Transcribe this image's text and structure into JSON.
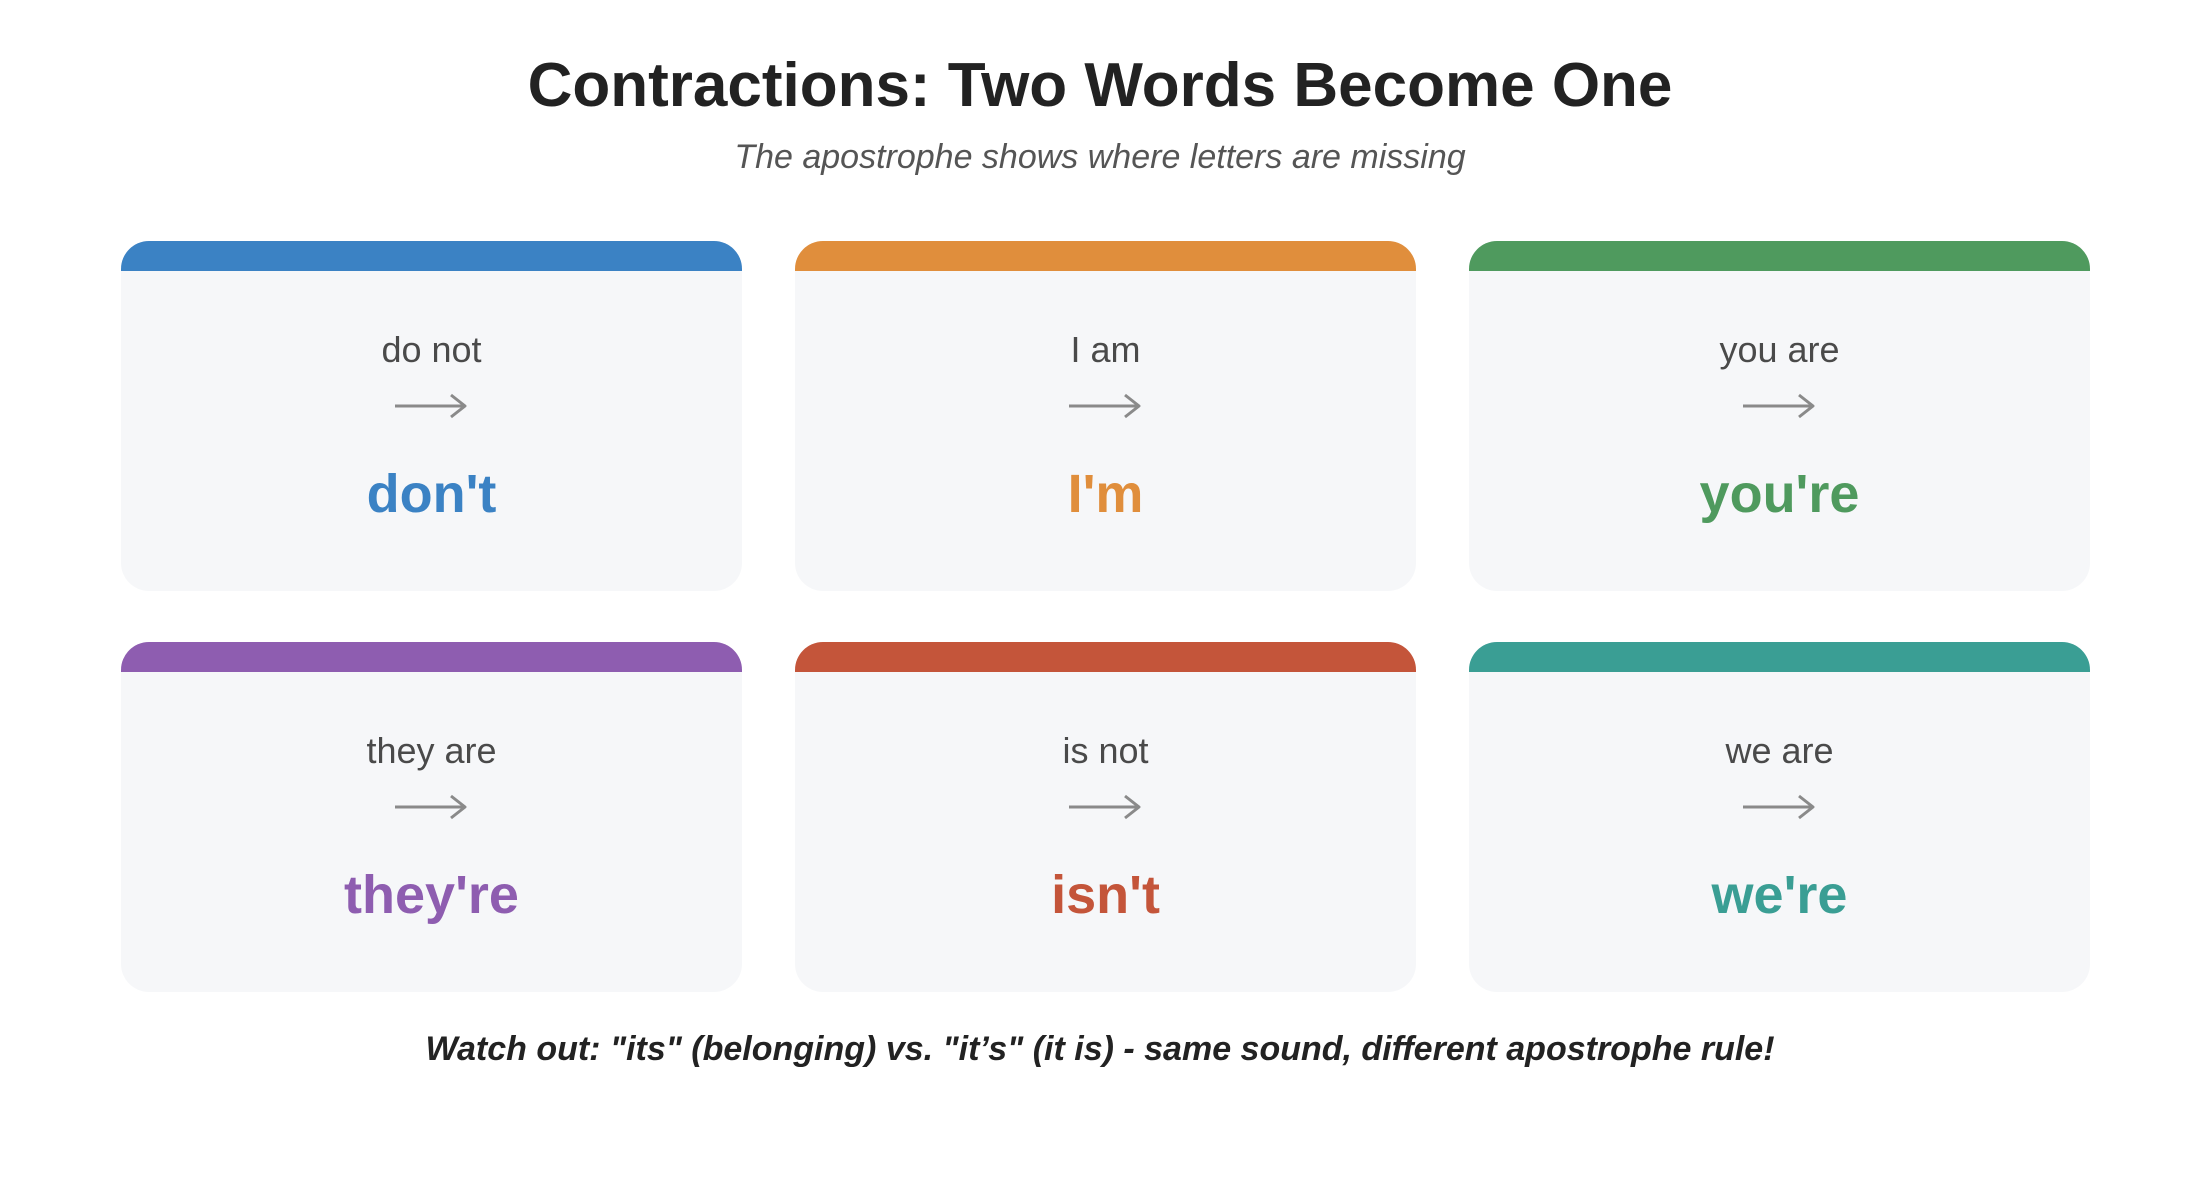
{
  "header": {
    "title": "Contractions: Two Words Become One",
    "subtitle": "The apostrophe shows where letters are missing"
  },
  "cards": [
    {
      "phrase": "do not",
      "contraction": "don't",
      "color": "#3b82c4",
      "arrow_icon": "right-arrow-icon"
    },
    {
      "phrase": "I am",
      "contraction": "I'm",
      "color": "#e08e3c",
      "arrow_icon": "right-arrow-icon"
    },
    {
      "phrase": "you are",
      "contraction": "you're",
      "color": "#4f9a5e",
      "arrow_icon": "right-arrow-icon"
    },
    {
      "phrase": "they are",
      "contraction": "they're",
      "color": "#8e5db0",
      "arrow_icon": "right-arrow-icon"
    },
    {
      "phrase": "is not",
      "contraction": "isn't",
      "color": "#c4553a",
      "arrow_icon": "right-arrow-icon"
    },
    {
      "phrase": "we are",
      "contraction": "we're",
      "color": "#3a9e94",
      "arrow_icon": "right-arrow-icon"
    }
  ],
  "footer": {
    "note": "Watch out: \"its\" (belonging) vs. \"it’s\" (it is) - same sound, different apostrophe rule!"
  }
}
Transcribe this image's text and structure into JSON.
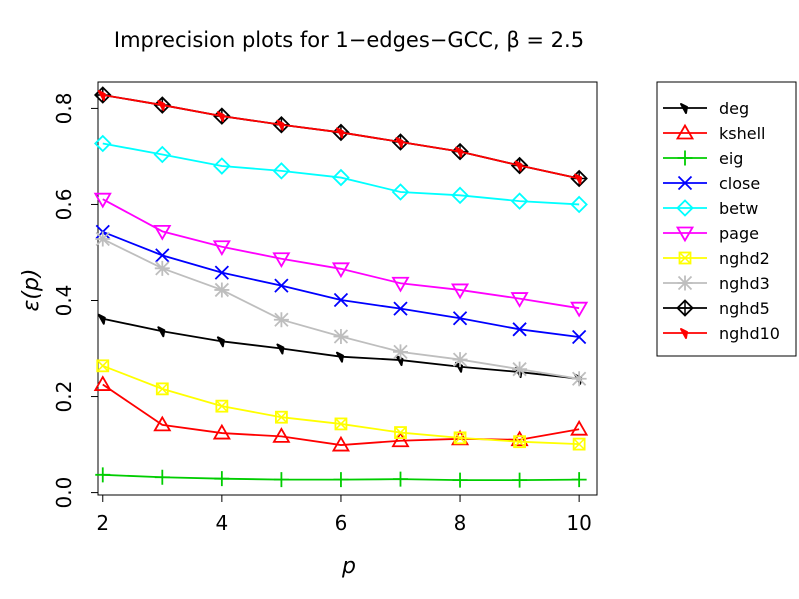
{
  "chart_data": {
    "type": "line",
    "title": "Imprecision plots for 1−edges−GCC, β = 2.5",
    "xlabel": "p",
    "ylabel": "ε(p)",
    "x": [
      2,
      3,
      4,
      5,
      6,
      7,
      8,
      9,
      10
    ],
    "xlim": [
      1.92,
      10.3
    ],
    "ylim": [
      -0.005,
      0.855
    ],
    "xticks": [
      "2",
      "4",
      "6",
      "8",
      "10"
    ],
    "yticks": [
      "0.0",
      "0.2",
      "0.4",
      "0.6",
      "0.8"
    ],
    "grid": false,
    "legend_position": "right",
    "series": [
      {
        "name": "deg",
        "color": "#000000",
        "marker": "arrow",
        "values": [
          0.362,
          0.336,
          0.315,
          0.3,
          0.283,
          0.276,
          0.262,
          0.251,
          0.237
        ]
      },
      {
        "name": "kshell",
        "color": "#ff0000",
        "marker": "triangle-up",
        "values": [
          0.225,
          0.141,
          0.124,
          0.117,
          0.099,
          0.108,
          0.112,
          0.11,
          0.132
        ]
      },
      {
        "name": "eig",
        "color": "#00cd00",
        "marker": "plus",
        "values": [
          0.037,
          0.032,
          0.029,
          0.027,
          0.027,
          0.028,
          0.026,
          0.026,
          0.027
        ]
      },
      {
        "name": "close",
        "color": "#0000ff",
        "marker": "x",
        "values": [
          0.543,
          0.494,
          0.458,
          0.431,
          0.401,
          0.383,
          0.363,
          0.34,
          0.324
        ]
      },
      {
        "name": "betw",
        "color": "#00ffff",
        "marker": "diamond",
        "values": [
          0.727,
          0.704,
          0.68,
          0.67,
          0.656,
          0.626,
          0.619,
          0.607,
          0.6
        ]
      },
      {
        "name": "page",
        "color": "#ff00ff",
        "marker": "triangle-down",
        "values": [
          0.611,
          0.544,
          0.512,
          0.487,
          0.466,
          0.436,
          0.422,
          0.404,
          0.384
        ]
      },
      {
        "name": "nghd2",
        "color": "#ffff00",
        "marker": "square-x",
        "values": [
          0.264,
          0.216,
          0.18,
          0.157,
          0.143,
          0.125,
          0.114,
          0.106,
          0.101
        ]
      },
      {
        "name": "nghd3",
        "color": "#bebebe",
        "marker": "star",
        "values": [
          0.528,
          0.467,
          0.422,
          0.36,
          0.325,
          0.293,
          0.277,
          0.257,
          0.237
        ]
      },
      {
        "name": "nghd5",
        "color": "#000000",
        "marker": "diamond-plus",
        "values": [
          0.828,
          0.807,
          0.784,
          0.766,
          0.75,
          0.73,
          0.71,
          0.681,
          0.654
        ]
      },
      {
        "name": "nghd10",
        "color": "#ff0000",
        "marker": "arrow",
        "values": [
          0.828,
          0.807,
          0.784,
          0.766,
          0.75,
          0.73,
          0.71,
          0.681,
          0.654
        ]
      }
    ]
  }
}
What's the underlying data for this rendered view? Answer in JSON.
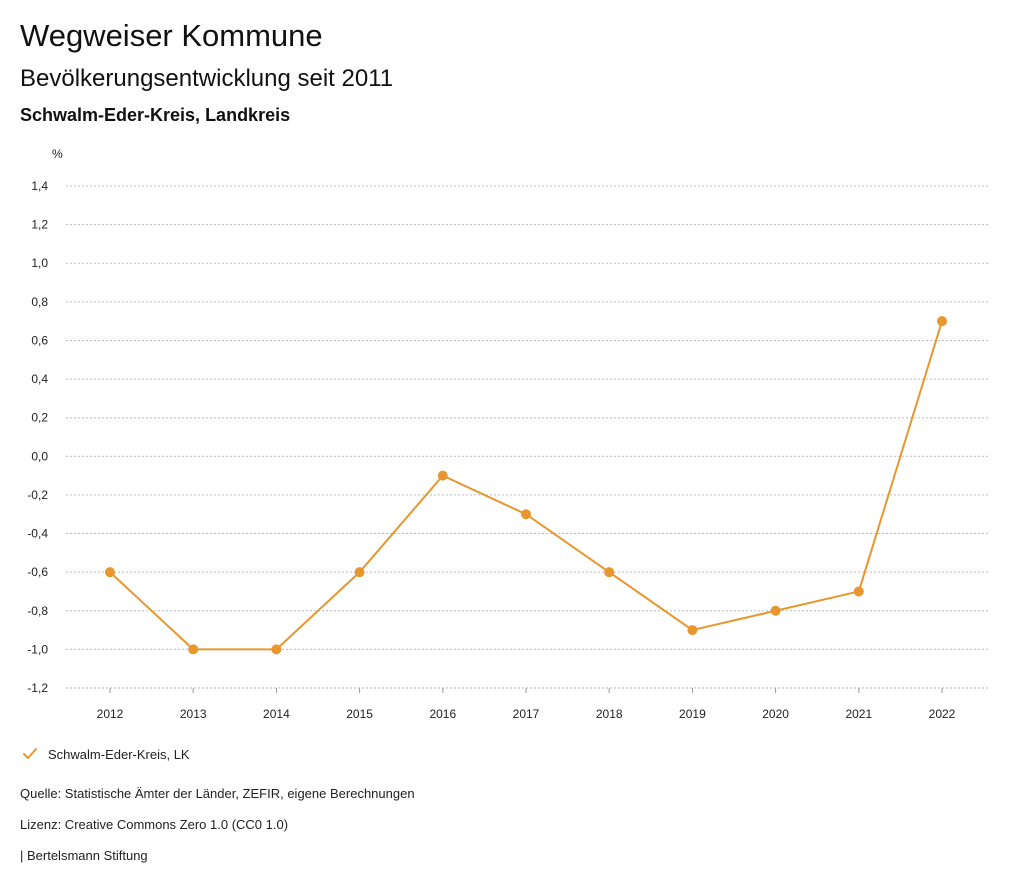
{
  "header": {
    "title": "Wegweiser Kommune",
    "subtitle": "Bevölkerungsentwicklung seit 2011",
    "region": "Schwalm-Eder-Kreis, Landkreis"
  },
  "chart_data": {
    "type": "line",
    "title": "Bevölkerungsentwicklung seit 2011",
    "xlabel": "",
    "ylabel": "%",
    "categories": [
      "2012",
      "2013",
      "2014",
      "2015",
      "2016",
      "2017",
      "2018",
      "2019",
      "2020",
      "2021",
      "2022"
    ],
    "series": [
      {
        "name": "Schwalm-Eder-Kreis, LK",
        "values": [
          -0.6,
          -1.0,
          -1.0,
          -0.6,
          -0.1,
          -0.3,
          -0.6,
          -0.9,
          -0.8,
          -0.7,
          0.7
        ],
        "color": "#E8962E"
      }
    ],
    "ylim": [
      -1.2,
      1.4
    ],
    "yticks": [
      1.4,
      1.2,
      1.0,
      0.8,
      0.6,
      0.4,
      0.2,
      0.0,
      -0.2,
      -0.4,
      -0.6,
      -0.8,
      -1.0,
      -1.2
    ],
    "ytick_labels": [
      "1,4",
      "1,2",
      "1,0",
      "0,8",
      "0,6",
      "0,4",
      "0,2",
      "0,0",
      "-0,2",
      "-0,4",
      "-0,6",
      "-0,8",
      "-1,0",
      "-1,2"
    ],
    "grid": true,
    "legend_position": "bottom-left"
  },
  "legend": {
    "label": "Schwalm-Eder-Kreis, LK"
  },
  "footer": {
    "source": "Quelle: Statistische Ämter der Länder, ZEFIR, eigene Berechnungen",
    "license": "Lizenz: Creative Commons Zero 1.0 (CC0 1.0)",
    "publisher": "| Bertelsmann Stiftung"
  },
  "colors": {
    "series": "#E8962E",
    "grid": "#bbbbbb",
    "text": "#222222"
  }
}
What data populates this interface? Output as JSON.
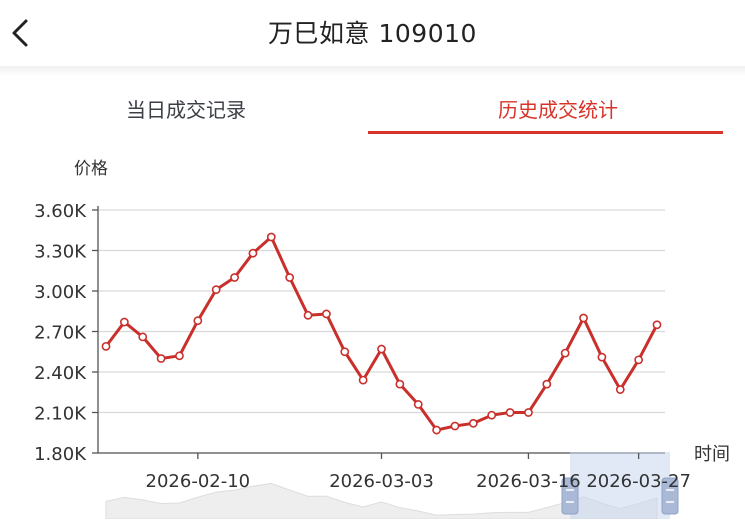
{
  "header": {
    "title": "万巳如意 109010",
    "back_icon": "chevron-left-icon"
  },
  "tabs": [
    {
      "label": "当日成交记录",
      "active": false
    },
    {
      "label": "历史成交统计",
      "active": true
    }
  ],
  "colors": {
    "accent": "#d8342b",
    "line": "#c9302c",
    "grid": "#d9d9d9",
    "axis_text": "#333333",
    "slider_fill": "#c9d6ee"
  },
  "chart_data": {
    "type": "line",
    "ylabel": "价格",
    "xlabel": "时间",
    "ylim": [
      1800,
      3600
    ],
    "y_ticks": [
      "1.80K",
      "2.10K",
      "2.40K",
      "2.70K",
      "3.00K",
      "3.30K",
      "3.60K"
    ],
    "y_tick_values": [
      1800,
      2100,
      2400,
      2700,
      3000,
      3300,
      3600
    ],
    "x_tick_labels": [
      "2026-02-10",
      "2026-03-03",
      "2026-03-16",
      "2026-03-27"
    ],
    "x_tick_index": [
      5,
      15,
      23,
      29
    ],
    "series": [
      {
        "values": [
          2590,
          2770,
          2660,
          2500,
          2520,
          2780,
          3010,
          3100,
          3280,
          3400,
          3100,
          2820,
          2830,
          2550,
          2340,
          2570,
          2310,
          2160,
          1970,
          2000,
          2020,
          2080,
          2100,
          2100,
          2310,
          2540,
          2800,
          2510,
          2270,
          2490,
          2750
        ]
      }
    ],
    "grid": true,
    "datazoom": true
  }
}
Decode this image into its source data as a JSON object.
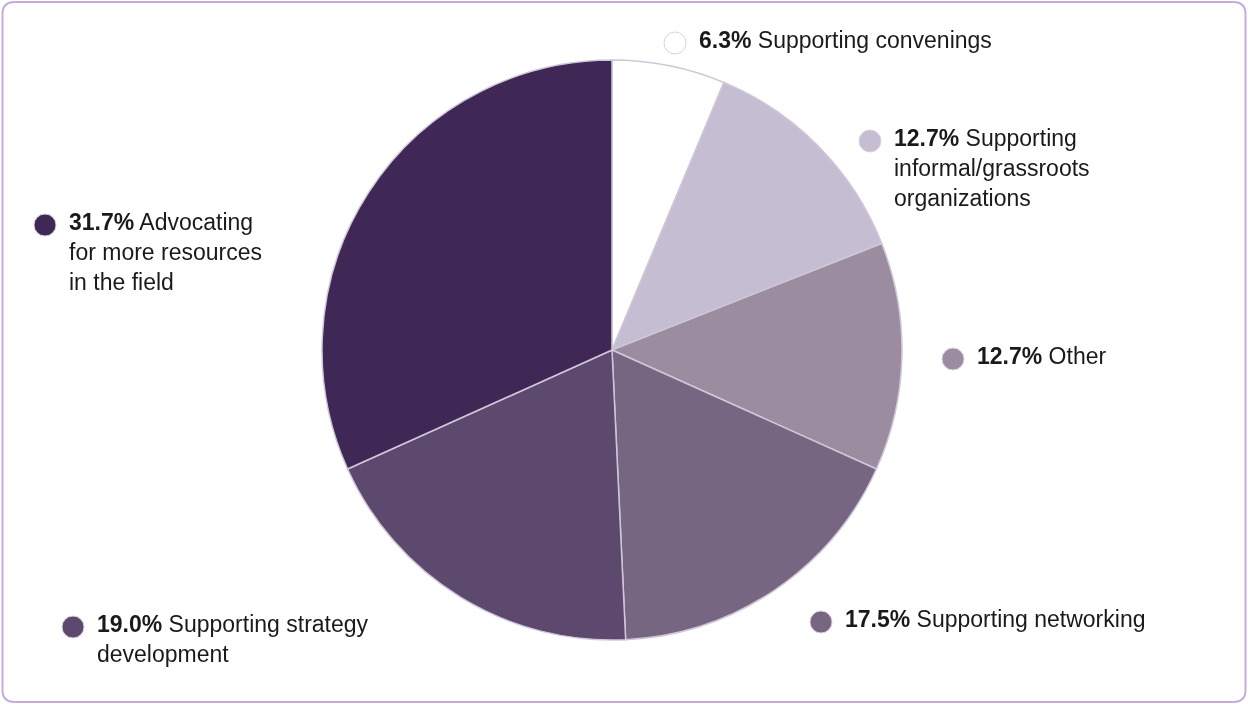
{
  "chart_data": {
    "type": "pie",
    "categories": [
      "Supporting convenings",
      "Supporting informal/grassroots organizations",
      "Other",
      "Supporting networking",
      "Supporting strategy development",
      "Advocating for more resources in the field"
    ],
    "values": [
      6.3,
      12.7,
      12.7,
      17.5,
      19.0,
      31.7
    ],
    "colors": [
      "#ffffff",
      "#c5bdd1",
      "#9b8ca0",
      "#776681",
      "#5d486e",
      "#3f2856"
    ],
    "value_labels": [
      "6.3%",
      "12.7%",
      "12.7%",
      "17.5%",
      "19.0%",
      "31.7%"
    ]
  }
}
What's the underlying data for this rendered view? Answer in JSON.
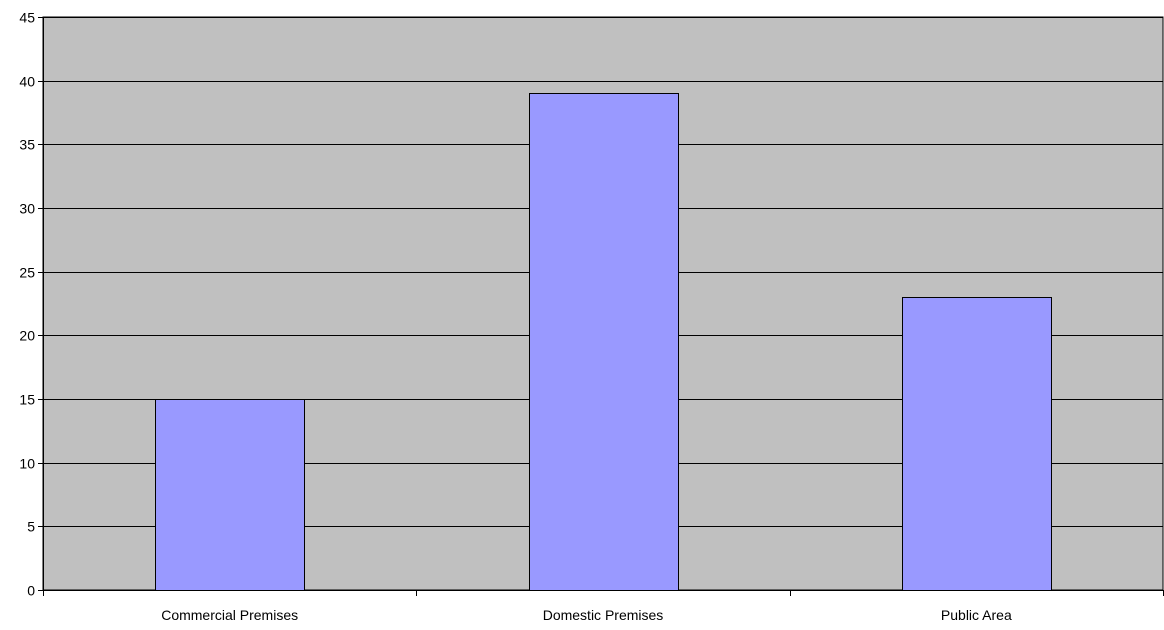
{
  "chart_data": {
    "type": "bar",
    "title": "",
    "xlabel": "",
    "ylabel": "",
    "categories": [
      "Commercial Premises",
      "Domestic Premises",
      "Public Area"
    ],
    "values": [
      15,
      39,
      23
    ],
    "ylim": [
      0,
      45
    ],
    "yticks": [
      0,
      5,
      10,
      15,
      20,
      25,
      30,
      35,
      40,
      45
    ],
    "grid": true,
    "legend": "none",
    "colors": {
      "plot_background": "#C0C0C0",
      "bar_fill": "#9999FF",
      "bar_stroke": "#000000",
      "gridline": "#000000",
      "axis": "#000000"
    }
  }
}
——————————
_EXERCISE_
Scan the data above and copy every line with "left" in it.

_OUTPUT FOR THIS TASK_
    "legend_position": "bottom-left"
    "back_icon": "chevron-left-icon"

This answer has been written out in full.